◆ **Extrait choisi**
══════

On a vu à Paris, en 1766, deux bustes de Denner, peintre Hollandois, qui portoient la datte de 1740. L’un étoit un portrait de femme assez noble, & peu jeune ; l’autre d’un homme dont la barbe longue d’une couple de lignes, ajoutoit encore à la trivialité de son caractère. Tous les détails de la peau, ses plis, ses pores mêmes, les cheveux, les prunelles, les poils étoient rendus par un fini qui avoit besoin de l’examen à la loupe, comme on le fait pour les mêmes petites parties dans le naturel. Ce qu’il y avoit d’admirable dans ces ouvrages, c’est qu’ils étoient en même temps assez solides de masses pour devoir être trouvés beaux, dans un éloignement ordinaire. Alors, les détails disparoissoient comme dans la nature, & on jouissoit de l’effet d’un bon ensemble. C’est assurément un grand & rare talent, que de savoir ainsi copier parfaitement son modèle, jusqu’aux plus petites parties qui le composent ; mais en réfléchissant sur les grands principes de l’art de peindre, nous sommes portés à croire que cette grande recherche lui est non-seulement inutile, mais qu’elle est même contraire à ses premières lois.

══════

◆ **Données fournies**
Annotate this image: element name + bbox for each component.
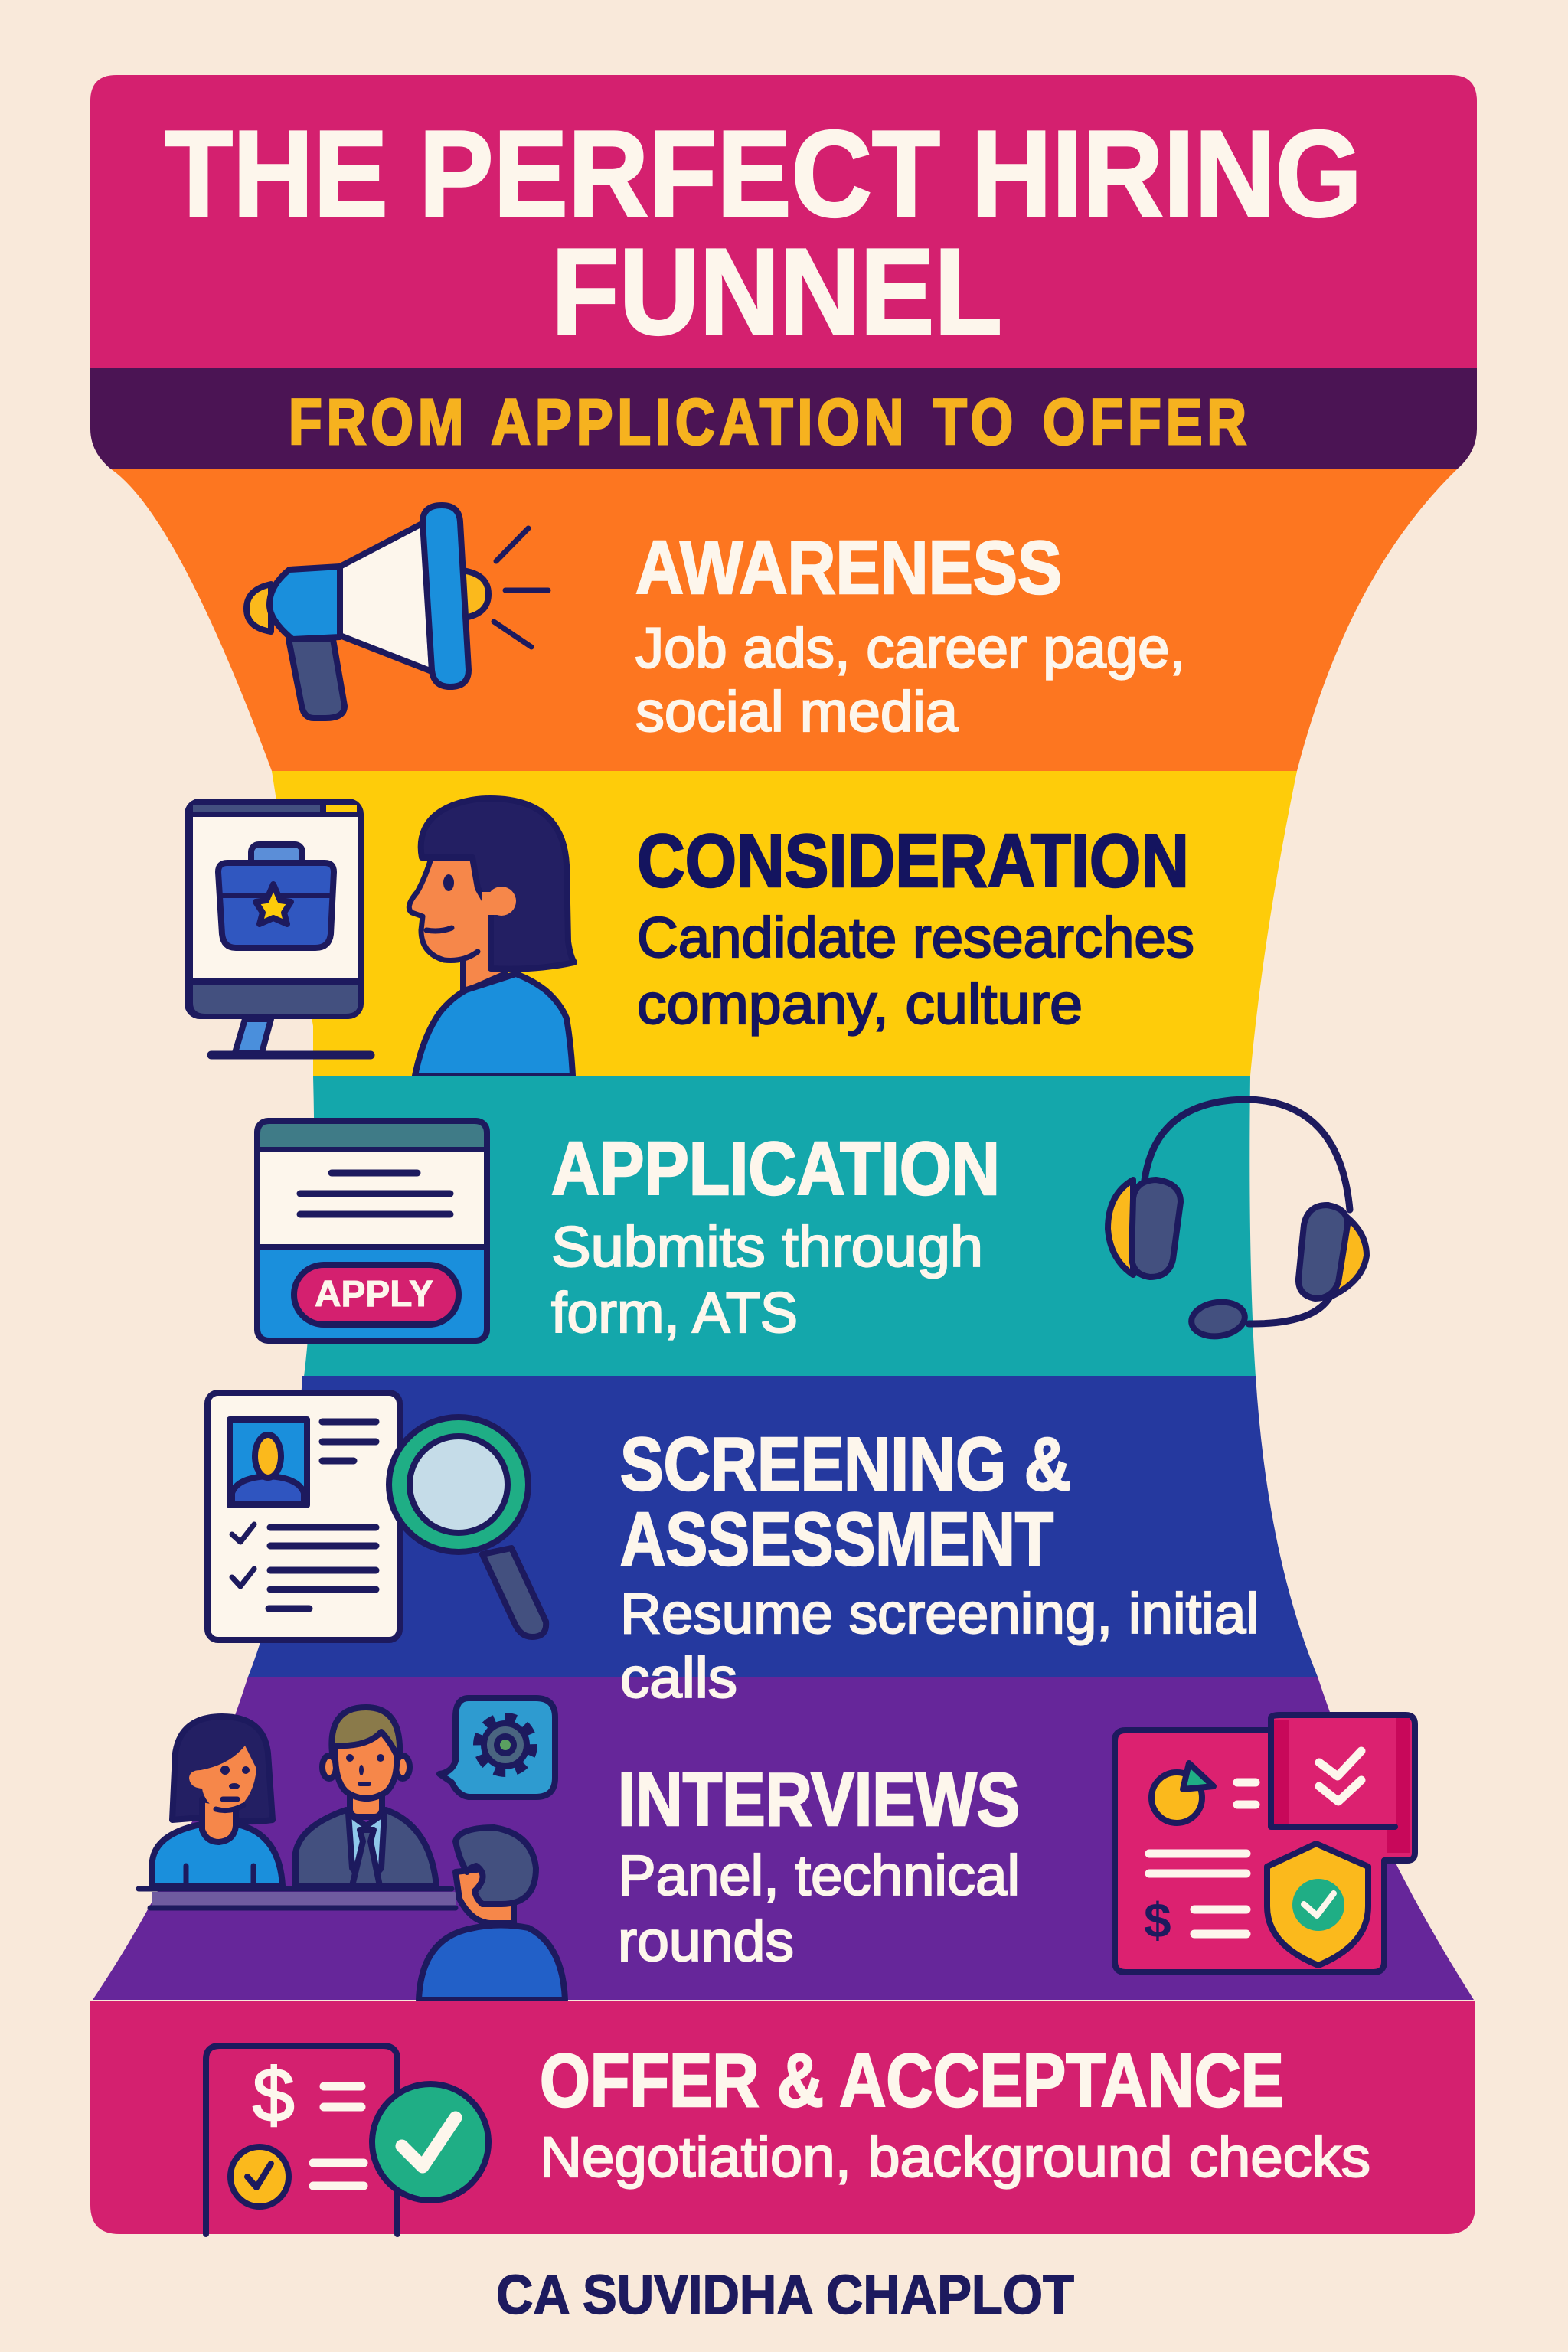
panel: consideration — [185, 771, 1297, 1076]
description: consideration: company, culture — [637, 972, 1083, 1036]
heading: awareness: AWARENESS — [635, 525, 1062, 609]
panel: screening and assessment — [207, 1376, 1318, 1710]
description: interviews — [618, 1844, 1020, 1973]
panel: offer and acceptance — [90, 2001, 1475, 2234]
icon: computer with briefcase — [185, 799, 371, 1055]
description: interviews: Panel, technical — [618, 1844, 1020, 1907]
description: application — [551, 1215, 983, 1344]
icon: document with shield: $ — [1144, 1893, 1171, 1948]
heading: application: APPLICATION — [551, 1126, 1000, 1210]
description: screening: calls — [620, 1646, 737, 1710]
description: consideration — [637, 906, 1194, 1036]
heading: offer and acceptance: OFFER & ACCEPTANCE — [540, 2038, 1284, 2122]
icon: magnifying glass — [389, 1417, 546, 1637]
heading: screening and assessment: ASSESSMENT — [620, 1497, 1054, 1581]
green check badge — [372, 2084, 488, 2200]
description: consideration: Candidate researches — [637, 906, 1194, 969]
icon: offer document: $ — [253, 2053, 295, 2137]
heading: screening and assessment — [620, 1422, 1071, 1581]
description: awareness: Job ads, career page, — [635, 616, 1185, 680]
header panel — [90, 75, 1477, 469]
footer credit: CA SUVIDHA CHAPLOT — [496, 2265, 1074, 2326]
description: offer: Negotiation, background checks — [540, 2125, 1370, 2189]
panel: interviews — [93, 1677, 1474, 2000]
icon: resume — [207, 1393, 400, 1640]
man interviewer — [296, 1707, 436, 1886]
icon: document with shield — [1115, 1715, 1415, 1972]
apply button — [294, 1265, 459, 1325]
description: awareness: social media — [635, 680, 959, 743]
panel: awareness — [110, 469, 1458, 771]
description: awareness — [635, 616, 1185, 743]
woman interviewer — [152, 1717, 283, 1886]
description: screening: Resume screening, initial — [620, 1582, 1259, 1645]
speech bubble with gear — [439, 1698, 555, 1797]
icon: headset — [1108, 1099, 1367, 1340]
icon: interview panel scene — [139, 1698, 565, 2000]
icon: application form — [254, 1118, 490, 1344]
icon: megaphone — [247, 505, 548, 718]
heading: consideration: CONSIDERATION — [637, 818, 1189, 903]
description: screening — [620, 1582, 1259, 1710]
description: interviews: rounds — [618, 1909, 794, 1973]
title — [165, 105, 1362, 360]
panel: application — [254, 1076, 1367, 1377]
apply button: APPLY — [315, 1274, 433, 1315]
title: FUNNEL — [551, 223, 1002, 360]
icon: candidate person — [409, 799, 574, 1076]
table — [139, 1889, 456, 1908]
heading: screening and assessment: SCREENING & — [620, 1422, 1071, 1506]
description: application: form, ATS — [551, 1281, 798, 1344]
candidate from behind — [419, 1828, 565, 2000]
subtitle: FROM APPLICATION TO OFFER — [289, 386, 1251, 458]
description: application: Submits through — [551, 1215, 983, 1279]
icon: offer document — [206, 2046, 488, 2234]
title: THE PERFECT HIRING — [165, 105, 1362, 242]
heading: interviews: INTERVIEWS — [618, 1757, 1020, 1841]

══════

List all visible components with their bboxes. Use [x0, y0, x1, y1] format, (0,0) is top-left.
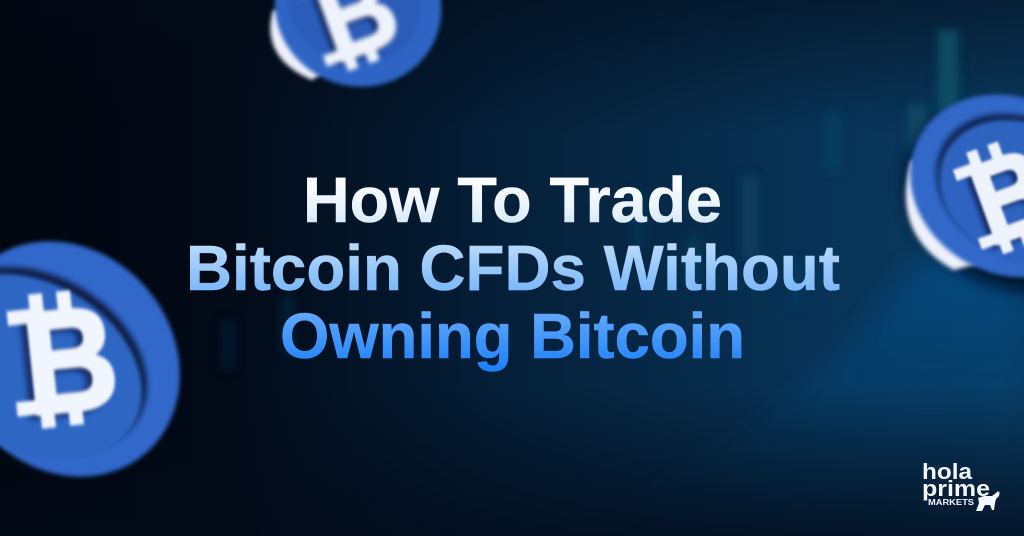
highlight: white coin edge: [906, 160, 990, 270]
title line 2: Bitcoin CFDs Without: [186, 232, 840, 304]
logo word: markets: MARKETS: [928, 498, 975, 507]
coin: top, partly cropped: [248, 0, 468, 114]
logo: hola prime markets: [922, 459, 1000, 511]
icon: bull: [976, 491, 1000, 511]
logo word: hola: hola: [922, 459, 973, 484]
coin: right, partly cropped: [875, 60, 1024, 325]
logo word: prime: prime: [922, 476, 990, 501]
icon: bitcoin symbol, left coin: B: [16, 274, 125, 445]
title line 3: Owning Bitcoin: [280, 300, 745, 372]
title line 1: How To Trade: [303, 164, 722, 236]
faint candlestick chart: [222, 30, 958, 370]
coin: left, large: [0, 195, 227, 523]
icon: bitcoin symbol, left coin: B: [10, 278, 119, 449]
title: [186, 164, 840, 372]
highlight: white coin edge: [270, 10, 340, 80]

══════

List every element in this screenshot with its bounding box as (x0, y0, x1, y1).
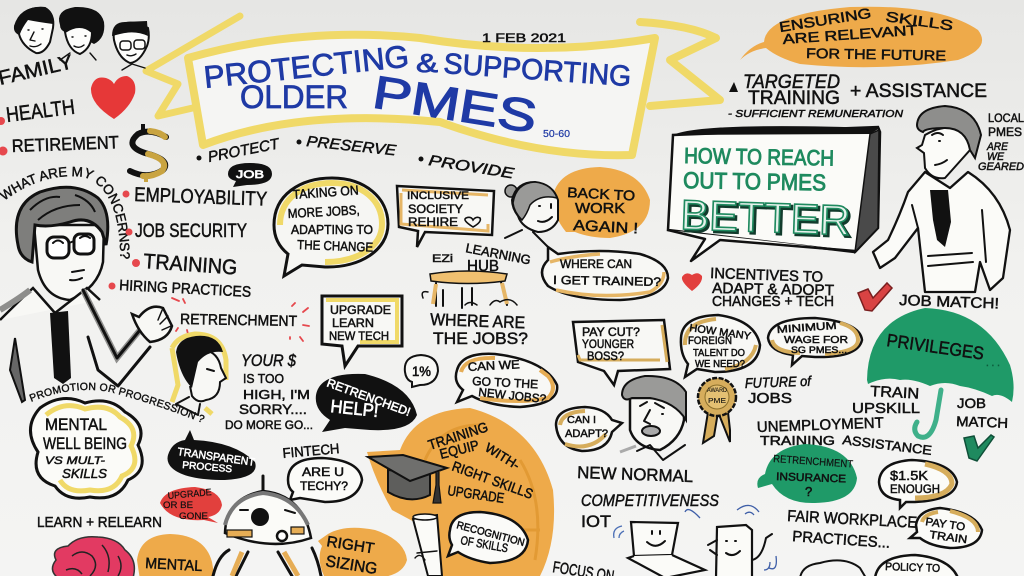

══════

◆ **Consignes**
[1] Réécrivez les lignes de données, de la ligne contenant "Annotate this image: element" à celle contenant "description: consideration —", en remplaçant "icon" par "symbol" et sans rien changer d'autre. N'incluez pas les images dans votre réponse.
[2] Rédigez la suite du texte sur les bustes peints par Denner à partir de sa dernière phrase.

◆ **Réponses**
[1]
Annotate this image: element name + bbox for each component.
panel: consideration — [185, 771, 1297, 1076]
description: consideration: company, culture — [637, 972, 1083, 1036]
heading: awareness: AWARENESS — [635, 525, 1062, 609]
panel: screening and assessment — [207, 1376, 1318, 1710]
description: interviews — [618, 1844, 1020, 1973]
panel: offer and acceptance — [90, 2001, 1475, 2234]
symbol: computer with briefcase — [185, 799, 371, 1055]
description: interviews: Panel, technical — [618, 1844, 1020, 1907]
description: application — [551, 1215, 983, 1344]
symbol: document with shield: $ — [1144, 1893, 1171, 1948]
heading: application: APPLICATION — [551, 1126, 1000, 1210]
description: screening: calls — [620, 1646, 737, 1710]
description: consideration — [637, 906, 1194, 1036]

[2]
En effet, que nous apprennent les premières règles de la perspective ? Elles nous disent qu’un tableau est la copie d’un objet qui doit être regardé d’une assez grande distance pour que sa totalité soit embrassée d’un seul coup d’œil. Cet objet, comme l’ont proposé tous les maîtres en cette science, est censé vû à travers un chassis représenté par les bords du tableau, ou par l’arasement de sa bordure. Or, du point de distance obligé selon toutes les règles de l’optique, à l’objet proposé pour modèle, il est impossible d’appercevoir les détails subtils de la nature ; donc c’est un défaut que de les exprimer ; donc c’en est un que d’être minutieux.

Si cependant un artiste enthousiaste de ce genre de beauté, & rejettant le principe fondamental que nous venons de poser, se livroit au charme de cet excès de rendu, le considérant comme le plus haut degré de perfection, il faudroit au moins qu’il s’approchât infiniment de l’objet pour y voir ces détails, en supposant qu’il pût le faire sans loupe. Mais alors on sent qu’il courroit le risque de ne pas conserver l’ensemble dans son ouvrage : car en approchant si fort son œil de l’objet naturel, chaque point principal de son observation seroit autant de point de vue, & alors dans la même tête, placée à la hauteur de son œil, il pourroit voir l’orbite en-dessous, & la


lèvre inférieure, ainsi que le menton, en dessus.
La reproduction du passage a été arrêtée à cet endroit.